--- EXERCISE DESCRIPTION ---
Write out all of the records precisely. Skip anything that is a picture.

[Dataset listings of figures]
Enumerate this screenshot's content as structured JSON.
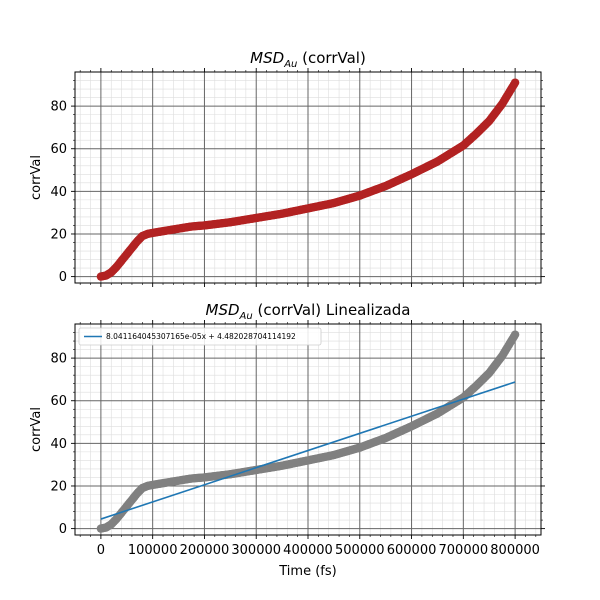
{
  "figure": {
    "background": "#ffffff",
    "grid_major_color": "#666666",
    "grid_minor_color": "#dddddd"
  },
  "chart_data": [
    {
      "type": "scatter",
      "title_main": "MSD",
      "title_sub": "Au",
      "title_rest": " (corrVal)",
      "xlabel": "",
      "ylabel": "corrVal",
      "xlim": [
        -50000,
        850000
      ],
      "ylim": [
        -3,
        96
      ],
      "grid": true,
      "marker_color": "#b22222",
      "y_ticks": [
        0,
        20,
        40,
        60,
        80
      ],
      "x_ticks": [
        0,
        100000,
        200000,
        300000,
        400000,
        500000,
        600000,
        700000,
        800000
      ],
      "x_tick_labels_shown": false,
      "series": [
        {
          "x": [
            0,
            10000,
            20000,
            30000,
            40000,
            50000,
            60000,
            70000,
            80000,
            90000,
            100000,
            125000,
            150000,
            175000,
            200000,
            250000,
            300000,
            350000,
            400000,
            450000,
            500000,
            550000,
            600000,
            650000,
            700000,
            725000,
            750000,
            775000,
            800000
          ],
          "y": [
            0,
            0.5,
            2,
            4.5,
            7.5,
            10.5,
            13.5,
            16.5,
            19,
            20,
            20.5,
            21.5,
            22.5,
            23.5,
            24,
            25.5,
            27.5,
            29.5,
            32,
            34.5,
            38,
            42.5,
            48,
            54,
            61.5,
            67,
            73,
            81,
            91
          ]
        }
      ]
    },
    {
      "type": "scatter",
      "title_main": "MSD",
      "title_sub": "Au",
      "title_rest": " (corrVal) Linealizada",
      "xlabel": "Time (fs)",
      "ylabel": "corrVal",
      "xlim": [
        -50000,
        850000
      ],
      "ylim": [
        -3,
        96
      ],
      "grid": true,
      "marker_color": "#808080",
      "line_color": "#1f77b4",
      "y_ticks": [
        0,
        20,
        40,
        60,
        80
      ],
      "x_ticks": [
        0,
        100000,
        200000,
        300000,
        400000,
        500000,
        600000,
        700000,
        800000
      ],
      "x_tick_labels": [
        "0",
        "100000",
        "200000",
        "300000",
        "400000",
        "500000",
        "600000",
        "700000",
        "800000"
      ],
      "x_tick_labels_shown": true,
      "legend_position": "upper-left",
      "series": [
        {
          "x": [
            0,
            10000,
            20000,
            30000,
            40000,
            50000,
            60000,
            70000,
            80000,
            90000,
            100000,
            125000,
            150000,
            175000,
            200000,
            250000,
            300000,
            350000,
            400000,
            450000,
            500000,
            550000,
            600000,
            650000,
            700000,
            725000,
            750000,
            775000,
            800000
          ],
          "y": [
            0,
            0.5,
            2,
            4.5,
            7.5,
            10.5,
            13.5,
            16.5,
            19,
            20,
            20.5,
            21.5,
            22.5,
            23.5,
            24,
            25.5,
            27.5,
            29.5,
            32,
            34.5,
            38,
            42.5,
            48,
            54,
            61.5,
            67,
            73,
            81,
            91
          ]
        }
      ],
      "fit": {
        "label": "8.041164045307165e-05x + 4.482028704114192",
        "slope": 8.041164045307165e-05,
        "intercept": 4.482028704114192,
        "x_range": [
          0,
          800000
        ]
      }
    }
  ]
}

--- FINISHED EXERCISE ---
Enumerate this screenshot's content as structured JSON.
{
  "figure": {
    "background": "#ffffff",
    "grid_major_color": "#666666",
    "grid_minor_color": "#dddddd"
  },
  "chart_data": [
    {
      "type": "scatter",
      "title_main": "MSD",
      "title_sub": "Au",
      "title_rest": " (corrVal)",
      "xlabel": "",
      "ylabel": "corrVal",
      "xlim": [
        -50000,
        850000
      ],
      "ylim": [
        -3,
        96
      ],
      "grid": true,
      "marker_color": "#b22222",
      "y_ticks": [
        0,
        20,
        40,
        60,
        80
      ],
      "x_ticks": [
        0,
        100000,
        200000,
        300000,
        400000,
        500000,
        600000,
        700000,
        800000
      ],
      "x_tick_labels_shown": false,
      "series": [
        {
          "x": [
            0,
            10000,
            20000,
            30000,
            40000,
            50000,
            60000,
            70000,
            80000,
            90000,
            100000,
            125000,
            150000,
            175000,
            200000,
            250000,
            300000,
            350000,
            400000,
            450000,
            500000,
            550000,
            600000,
            650000,
            700000,
            725000,
            750000,
            775000,
            800000
          ],
          "y": [
            0,
            0.5,
            2,
            4.5,
            7.5,
            10.5,
            13.5,
            16.5,
            19,
            20,
            20.5,
            21.5,
            22.5,
            23.5,
            24,
            25.5,
            27.5,
            29.5,
            32,
            34.5,
            38,
            42.5,
            48,
            54,
            61.5,
            67,
            73,
            81,
            91
          ]
        }
      ]
    },
    {
      "type": "scatter",
      "title_main": "MSD",
      "title_sub": "Au",
      "title_rest": " (corrVal) Linealizada",
      "xlabel": "Time (fs)",
      "ylabel": "corrVal",
      "xlim": [
        -50000,
        850000
      ],
      "ylim": [
        -3,
        96
      ],
      "grid": true,
      "marker_color": "#808080",
      "line_color": "#1f77b4",
      "y_ticks": [
        0,
        20,
        40,
        60,
        80
      ],
      "x_ticks": [
        0,
        100000,
        200000,
        300000,
        400000,
        500000,
        600000,
        700000,
        800000
      ],
      "x_tick_labels": [
        "0",
        "100000",
        "200000",
        "300000",
        "400000",
        "500000",
        "600000",
        "700000",
        "800000"
      ],
      "x_tick_labels_shown": true,
      "legend_position": "upper-left",
      "series": [
        {
          "x": [
            0,
            10000,
            20000,
            30000,
            40000,
            50000,
            60000,
            70000,
            80000,
            90000,
            100000,
            125000,
            150000,
            175000,
            200000,
            250000,
            300000,
            350000,
            400000,
            450000,
            500000,
            550000,
            600000,
            650000,
            700000,
            725000,
            750000,
            775000,
            800000
          ],
          "y": [
            0,
            0.5,
            2,
            4.5,
            7.5,
            10.5,
            13.5,
            16.5,
            19,
            20,
            20.5,
            21.5,
            22.5,
            23.5,
            24,
            25.5,
            27.5,
            29.5,
            32,
            34.5,
            38,
            42.5,
            48,
            54,
            61.5,
            67,
            73,
            81,
            91
          ]
        }
      ],
      "fit": {
        "label": "8.041164045307165e-05x + 4.482028704114192",
        "slope": 8.041164045307165e-05,
        "intercept": 4.482028704114192,
        "x_range": [
          0,
          800000
        ]
      }
    }
  ]
}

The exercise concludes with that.